## start RECORD SET

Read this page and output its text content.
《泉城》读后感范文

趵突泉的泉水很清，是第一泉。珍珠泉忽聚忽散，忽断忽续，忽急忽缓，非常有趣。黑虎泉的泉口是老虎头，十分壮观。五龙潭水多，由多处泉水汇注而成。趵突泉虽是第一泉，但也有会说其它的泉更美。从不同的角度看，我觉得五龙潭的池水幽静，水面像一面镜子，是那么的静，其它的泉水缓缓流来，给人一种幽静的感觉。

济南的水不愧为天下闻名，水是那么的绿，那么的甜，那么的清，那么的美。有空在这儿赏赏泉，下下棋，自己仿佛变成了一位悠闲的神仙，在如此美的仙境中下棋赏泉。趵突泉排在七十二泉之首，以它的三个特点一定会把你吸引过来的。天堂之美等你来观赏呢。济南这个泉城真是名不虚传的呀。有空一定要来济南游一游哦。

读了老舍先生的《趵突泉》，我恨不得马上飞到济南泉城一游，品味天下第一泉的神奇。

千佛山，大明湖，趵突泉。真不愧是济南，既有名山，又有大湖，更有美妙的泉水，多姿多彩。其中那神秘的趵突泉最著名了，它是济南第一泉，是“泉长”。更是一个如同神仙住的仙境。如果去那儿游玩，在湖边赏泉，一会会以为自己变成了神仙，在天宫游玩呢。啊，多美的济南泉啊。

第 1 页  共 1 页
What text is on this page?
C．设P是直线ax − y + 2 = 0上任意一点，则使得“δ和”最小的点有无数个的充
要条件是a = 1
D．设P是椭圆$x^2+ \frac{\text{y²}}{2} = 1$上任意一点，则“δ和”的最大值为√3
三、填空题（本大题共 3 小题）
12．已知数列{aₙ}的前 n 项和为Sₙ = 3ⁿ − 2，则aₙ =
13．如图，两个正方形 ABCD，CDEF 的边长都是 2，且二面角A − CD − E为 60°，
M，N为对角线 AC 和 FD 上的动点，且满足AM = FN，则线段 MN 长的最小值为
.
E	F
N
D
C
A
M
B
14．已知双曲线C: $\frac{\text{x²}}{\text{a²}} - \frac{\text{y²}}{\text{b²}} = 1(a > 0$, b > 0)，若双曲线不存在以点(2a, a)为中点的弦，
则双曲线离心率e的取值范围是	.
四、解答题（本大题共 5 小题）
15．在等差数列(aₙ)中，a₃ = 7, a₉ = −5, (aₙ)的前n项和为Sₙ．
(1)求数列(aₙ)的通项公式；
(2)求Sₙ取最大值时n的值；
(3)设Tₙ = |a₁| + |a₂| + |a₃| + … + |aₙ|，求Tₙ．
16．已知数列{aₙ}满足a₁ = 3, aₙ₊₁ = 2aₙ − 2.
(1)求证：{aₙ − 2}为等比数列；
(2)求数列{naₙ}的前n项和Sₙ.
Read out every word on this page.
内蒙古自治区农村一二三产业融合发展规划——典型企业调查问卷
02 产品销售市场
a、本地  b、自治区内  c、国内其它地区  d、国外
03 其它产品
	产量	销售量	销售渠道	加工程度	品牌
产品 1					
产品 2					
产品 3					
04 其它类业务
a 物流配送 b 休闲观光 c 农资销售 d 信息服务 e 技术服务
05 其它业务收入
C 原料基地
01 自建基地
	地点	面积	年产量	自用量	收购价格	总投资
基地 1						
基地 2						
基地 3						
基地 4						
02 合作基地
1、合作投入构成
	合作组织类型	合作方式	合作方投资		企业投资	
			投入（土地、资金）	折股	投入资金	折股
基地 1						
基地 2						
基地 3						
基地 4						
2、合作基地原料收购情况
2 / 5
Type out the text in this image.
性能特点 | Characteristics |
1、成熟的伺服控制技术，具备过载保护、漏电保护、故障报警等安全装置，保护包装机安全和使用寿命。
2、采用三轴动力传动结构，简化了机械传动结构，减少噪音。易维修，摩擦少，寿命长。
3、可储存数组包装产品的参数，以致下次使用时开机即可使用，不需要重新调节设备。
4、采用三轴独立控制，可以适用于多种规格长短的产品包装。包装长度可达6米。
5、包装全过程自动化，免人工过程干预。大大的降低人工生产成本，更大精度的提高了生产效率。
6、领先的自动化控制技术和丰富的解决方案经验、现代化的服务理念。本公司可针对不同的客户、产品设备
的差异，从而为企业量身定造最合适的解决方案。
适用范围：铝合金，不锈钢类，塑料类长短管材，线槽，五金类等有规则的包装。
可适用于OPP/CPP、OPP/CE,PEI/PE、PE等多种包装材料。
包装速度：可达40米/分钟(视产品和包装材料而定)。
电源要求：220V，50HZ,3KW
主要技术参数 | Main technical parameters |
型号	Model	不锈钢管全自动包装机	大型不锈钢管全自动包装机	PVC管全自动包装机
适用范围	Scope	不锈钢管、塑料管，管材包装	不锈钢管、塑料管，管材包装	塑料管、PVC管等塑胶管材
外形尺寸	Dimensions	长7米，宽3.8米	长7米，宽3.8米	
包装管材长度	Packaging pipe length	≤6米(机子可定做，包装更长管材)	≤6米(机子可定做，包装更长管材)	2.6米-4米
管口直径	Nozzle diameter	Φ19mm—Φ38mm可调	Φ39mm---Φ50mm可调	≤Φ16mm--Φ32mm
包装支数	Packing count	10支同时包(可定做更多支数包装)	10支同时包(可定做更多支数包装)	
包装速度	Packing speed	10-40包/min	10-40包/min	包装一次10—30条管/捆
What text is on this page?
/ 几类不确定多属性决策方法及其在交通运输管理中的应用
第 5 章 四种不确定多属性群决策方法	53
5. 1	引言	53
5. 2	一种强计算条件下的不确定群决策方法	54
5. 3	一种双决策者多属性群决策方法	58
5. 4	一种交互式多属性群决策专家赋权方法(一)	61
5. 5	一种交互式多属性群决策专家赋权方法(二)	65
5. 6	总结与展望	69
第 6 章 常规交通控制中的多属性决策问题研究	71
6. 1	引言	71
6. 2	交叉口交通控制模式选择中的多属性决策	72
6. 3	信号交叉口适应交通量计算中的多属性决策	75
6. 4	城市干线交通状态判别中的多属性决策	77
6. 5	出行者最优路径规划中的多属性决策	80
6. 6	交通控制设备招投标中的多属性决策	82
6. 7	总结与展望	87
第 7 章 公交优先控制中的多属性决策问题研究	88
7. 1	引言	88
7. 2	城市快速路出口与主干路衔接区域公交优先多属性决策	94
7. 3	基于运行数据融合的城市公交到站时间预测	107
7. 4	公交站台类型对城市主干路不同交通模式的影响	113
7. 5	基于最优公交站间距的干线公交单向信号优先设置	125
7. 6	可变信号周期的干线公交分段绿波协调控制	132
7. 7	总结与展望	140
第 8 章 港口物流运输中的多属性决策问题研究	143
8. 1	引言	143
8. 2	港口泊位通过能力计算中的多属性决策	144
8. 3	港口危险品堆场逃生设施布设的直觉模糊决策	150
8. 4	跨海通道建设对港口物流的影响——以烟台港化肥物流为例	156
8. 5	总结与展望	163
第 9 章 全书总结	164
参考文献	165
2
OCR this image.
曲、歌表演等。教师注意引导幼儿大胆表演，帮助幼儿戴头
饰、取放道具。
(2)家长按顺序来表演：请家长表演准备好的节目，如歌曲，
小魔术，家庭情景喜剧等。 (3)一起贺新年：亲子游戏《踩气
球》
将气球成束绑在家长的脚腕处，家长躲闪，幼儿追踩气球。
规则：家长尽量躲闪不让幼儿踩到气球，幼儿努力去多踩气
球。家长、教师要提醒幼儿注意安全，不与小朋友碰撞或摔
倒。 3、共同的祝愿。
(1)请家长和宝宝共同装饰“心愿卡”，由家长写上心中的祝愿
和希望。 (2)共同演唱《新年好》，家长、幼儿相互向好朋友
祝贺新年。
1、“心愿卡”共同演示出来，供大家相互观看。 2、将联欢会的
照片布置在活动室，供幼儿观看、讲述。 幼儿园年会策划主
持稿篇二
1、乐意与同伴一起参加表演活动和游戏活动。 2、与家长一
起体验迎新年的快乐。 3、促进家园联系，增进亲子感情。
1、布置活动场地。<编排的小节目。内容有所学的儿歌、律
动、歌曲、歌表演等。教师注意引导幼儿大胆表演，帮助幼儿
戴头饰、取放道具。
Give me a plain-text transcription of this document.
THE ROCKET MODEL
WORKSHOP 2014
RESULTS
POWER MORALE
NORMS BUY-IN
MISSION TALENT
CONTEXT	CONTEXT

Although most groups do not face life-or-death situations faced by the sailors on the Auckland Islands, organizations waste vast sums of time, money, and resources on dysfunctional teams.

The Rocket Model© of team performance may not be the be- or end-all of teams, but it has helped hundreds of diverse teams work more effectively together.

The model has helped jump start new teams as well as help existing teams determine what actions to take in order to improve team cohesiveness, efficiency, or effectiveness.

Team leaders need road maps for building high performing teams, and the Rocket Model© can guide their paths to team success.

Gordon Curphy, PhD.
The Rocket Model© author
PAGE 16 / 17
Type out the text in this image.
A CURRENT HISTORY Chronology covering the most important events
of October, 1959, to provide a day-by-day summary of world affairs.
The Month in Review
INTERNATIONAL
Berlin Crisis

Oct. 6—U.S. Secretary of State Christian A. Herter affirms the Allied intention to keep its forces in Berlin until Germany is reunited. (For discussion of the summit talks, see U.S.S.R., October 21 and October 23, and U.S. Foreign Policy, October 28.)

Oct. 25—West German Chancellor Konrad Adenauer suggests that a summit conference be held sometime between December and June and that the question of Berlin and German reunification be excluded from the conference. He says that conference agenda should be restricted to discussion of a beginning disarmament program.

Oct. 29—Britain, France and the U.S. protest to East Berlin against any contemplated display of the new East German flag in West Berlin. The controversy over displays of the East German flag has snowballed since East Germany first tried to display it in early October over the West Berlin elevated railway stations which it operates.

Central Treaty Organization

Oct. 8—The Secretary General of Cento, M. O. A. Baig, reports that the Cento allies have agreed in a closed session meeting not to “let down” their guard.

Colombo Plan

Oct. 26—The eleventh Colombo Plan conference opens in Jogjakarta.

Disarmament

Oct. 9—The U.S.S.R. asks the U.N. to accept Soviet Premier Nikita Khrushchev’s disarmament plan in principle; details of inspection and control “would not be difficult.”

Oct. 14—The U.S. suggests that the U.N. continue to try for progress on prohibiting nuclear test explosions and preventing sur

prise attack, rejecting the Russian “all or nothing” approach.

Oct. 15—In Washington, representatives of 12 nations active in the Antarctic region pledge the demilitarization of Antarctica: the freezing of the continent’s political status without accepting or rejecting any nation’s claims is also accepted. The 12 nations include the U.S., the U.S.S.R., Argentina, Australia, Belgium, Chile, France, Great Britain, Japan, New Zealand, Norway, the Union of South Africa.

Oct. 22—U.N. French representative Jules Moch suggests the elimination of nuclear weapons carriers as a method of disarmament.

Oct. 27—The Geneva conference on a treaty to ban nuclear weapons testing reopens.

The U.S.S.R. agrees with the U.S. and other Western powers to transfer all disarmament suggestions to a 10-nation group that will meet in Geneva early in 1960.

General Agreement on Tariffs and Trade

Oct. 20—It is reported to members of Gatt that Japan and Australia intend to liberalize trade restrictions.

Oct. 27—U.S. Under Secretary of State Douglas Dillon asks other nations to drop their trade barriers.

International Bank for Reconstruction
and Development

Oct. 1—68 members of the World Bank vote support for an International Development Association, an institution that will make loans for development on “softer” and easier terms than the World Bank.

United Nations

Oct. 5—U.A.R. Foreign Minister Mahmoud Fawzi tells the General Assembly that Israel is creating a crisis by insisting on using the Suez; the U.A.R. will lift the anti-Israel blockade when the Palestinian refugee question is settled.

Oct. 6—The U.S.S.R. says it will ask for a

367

## end RECORD SET

TASK STATEMENT >> Copy out each line of the entries that holds "helped".

TASK ANSWER >>
The Rocket Model© of team performance may not be the be- or end-all of teams, but it has helped hundreds of diverse teams work more effectively together.
The model has helped jump start new teams as well as help existing teams determine what actions to take in order to improve team cohesiveness, efficiency, or effectiveness.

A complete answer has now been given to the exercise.